Instructions for the task:
Take the records underneath and set them down exactly.

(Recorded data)
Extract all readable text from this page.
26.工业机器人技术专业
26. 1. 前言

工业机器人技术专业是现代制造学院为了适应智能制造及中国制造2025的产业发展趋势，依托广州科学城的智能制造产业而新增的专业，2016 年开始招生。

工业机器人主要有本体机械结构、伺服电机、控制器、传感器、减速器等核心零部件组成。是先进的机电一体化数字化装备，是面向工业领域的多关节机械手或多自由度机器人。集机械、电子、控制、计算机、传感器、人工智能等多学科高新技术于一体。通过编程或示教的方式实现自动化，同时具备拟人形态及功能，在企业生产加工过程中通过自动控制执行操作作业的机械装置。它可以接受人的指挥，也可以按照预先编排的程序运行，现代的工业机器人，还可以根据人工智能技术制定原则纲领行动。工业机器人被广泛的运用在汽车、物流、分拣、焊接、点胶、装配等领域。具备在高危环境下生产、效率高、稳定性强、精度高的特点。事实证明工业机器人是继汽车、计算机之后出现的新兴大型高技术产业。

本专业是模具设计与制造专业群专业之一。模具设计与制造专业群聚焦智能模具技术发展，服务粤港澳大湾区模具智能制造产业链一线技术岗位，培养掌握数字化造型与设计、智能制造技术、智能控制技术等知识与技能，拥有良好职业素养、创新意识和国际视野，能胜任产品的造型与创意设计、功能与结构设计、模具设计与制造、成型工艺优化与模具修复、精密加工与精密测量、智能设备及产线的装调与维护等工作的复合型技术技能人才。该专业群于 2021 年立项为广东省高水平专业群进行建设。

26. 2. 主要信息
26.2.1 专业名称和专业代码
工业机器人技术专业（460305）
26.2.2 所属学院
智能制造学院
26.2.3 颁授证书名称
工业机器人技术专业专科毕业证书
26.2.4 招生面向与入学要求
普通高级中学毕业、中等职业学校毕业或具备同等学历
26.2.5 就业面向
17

Reply to the exercise:
Extract all readable text from this page.
26.工业机器人技术专业
26. 1. 前言

工业机器人技术专业是现代制造学院为了适应智能制造及中国制造2025的产业发展趋势，依托广州科学城的智能制造产业而新增的专业，2016 年开始招生。

工业机器人主要有本体机械结构、伺服电机、控制器、传感器、减速器等核心零部件组成。是先进的机电一体化数字化装备，是面向工业领域的多关节机械手或多自由度机器人。集机械、电子、控制、计算机、传感器、人工智能等多学科高新技术于一体。通过编程或示教的方式实现自动化，同时具备拟人形态及功能，在企业生产加工过程中通过自动控制执行操作作业的机械装置。它可以接受人的指挥，也可以按照预先编排的程序运行，现代的工业机器人，还可以根据人工智能技术制定原则纲领行动。工业机器人被广泛的运用在汽车、物流、分拣、焊接、点胶、装配等领域。具备在高危环境下生产、效率高、稳定性强、精度高的特点。事实证明工业机器人是继汽车、计算机之后出现的新兴大型高技术产业。

本专业是模具设计与制造专业群专业之一。模具设计与制造专业群聚焦智能模具技术发展，服务粤港澳大湾区模具智能制造产业链一线技术岗位，培养掌握数字化造型与设计、智能制造技术、智能控制技术等知识与技能，拥有良好职业素养、创新意识和国际视野，能胜任产品的造型与创意设计、功能与结构设计、模具设计与制造、成型工艺优化与模具修复、精密加工与精密测量、智能设备及产线的装调与维护等工作的复合型技术技能人才。该专业群于 2021 年立项为广东省高水平专业群进行建设。

26. 2. 主要信息
26.2.1 专业名称和专业代码
工业机器人技术专业（460305）
26.2.2 所属学院
智能制造学院
26.2.3 颁授证书名称
工业机器人技术专业专科毕业证书
26.2.4 招生面向与入学要求
普通高级中学毕业、中等职业学校毕业或具备同等学历
26.2.5 就业面向
17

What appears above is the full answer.